**Set problem 1:** Can you reproduce, character for character, the lines of the listing from the line with "499, 1104, 516]" to the line with "699, 1097, 708]", including both of those lines?

-- START Source document --

Contents

Contents

Understanding Capture Checking in Scala

Understanding Capture Checking in Scala featured image

Capture checking is an upcoming Scala feature that allows you to track which designated values (capabilities) are captured (i.e., stored as references) by arbitrary other values. This tracking happens at compile time and is currently an opt-in mechanism that can be enabled via an import.

There are two good resources to get started with capture checking: the official Scala docs and Nicolas Rinaudo's article. Still, it took me some time to understand how and why capture checking works. Thanks to the help from Martin Odersky, and the OOPSLA talk by Yichen Xu, I think I now have a pretty good grasp of the mechanism. Hence, I hope the following will be a valuable companion to these two excellent sources.

-- END Source document --

**Set problem 2:**
Answer these from the capture checking article:
(a) When does capture checking's tracking happen?
(b) How can the mechanism currently be enabled?
(c) Who gave the OOPSLA talk mentioned?

-- START Extracted material --

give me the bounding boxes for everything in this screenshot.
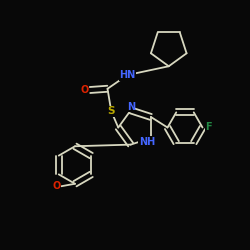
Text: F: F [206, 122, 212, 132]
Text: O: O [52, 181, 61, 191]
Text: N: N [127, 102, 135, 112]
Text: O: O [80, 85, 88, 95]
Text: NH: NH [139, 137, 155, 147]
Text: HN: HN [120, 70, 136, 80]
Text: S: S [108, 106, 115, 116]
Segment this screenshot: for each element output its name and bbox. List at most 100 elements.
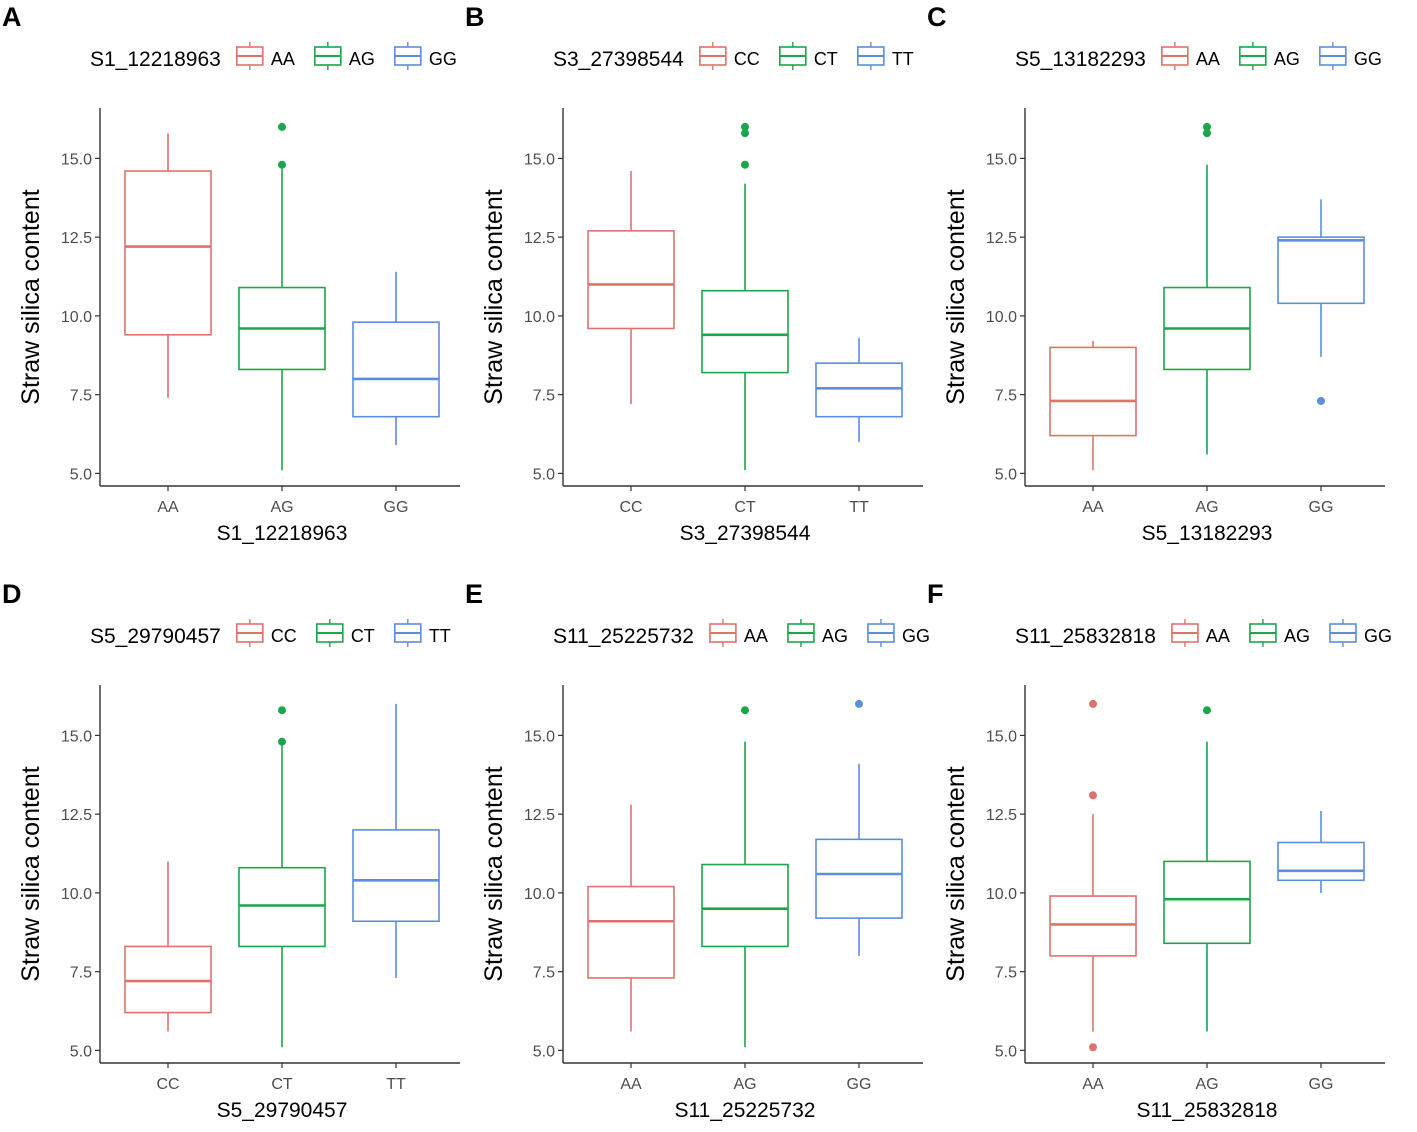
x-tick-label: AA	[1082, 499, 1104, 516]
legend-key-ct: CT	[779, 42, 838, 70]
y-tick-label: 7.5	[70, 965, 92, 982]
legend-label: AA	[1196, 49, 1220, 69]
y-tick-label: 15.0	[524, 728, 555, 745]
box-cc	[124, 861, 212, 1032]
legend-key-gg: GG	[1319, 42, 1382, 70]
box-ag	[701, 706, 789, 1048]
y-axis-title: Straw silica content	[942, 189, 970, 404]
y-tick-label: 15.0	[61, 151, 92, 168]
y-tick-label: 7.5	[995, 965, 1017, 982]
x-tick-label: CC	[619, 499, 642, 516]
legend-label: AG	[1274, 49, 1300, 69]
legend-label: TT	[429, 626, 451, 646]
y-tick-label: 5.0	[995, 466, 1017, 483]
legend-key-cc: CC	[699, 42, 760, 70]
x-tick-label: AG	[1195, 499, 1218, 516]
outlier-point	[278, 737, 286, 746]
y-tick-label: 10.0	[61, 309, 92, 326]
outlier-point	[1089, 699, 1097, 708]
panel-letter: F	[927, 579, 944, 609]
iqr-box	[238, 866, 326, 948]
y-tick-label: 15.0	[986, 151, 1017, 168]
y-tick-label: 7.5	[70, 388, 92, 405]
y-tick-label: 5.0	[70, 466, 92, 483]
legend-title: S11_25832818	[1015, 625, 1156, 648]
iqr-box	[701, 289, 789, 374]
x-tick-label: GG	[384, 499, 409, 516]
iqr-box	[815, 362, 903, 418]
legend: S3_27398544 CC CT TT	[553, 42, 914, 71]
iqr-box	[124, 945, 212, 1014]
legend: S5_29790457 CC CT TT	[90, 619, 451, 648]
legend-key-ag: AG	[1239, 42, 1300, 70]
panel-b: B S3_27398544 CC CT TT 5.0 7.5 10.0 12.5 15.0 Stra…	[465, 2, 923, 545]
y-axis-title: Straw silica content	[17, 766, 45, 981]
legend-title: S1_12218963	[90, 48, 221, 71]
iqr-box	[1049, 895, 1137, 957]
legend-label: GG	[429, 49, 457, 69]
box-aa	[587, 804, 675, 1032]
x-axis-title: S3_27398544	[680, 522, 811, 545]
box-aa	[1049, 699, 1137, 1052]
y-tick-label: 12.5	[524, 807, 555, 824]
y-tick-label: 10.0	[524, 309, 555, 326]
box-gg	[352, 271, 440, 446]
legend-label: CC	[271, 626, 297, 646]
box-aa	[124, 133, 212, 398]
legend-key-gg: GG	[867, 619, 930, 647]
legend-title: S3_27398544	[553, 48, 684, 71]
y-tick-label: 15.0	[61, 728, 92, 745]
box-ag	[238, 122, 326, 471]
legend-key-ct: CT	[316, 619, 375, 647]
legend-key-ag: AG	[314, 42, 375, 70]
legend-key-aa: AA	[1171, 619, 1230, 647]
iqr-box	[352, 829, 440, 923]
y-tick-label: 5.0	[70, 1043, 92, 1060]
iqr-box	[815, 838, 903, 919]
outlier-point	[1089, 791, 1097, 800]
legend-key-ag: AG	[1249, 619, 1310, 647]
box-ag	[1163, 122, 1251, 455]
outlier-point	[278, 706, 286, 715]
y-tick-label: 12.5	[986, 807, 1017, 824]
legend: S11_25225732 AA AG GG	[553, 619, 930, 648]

-- END Extracted material --

**Complete response 1:**
x-tick-label: AA	[1082, 499, 1104, 516]
legend-key-ct: CT	[779, 42, 838, 70]
y-tick-label: 7.5	[70, 965, 92, 982]
legend-label: AA	[1196, 49, 1220, 69]
y-tick-label: 15.0	[524, 728, 555, 745]
box-cc	[124, 861, 212, 1032]
legend-key-gg: GG	[1319, 42, 1382, 70]
box-ag	[701, 706, 789, 1048]
y-axis-title: Straw silica content	[942, 189, 970, 404]
y-tick-label: 15.0	[61, 151, 92, 168]
y-tick-label: 7.5	[995, 965, 1017, 982]
x-tick-label: CC	[619, 499, 642, 516]
legend-label: AG	[1274, 49, 1300, 69]
legend-label: TT	[429, 626, 451, 646]
y-tick-label: 5.0	[995, 466, 1017, 483]
legend-key-cc: CC	[699, 42, 760, 70]
x-tick-label: AG	[1195, 499, 1218, 516]
outlier-point	[278, 737, 286, 746]
y-tick-label: 10.0	[61, 309, 92, 326]
outlier-point	[1089, 699, 1097, 708]

**Complete response 2:**
(a) At compile time.
(b) Via an import, as an opt-in mechanism.
(c) Yichen Xu.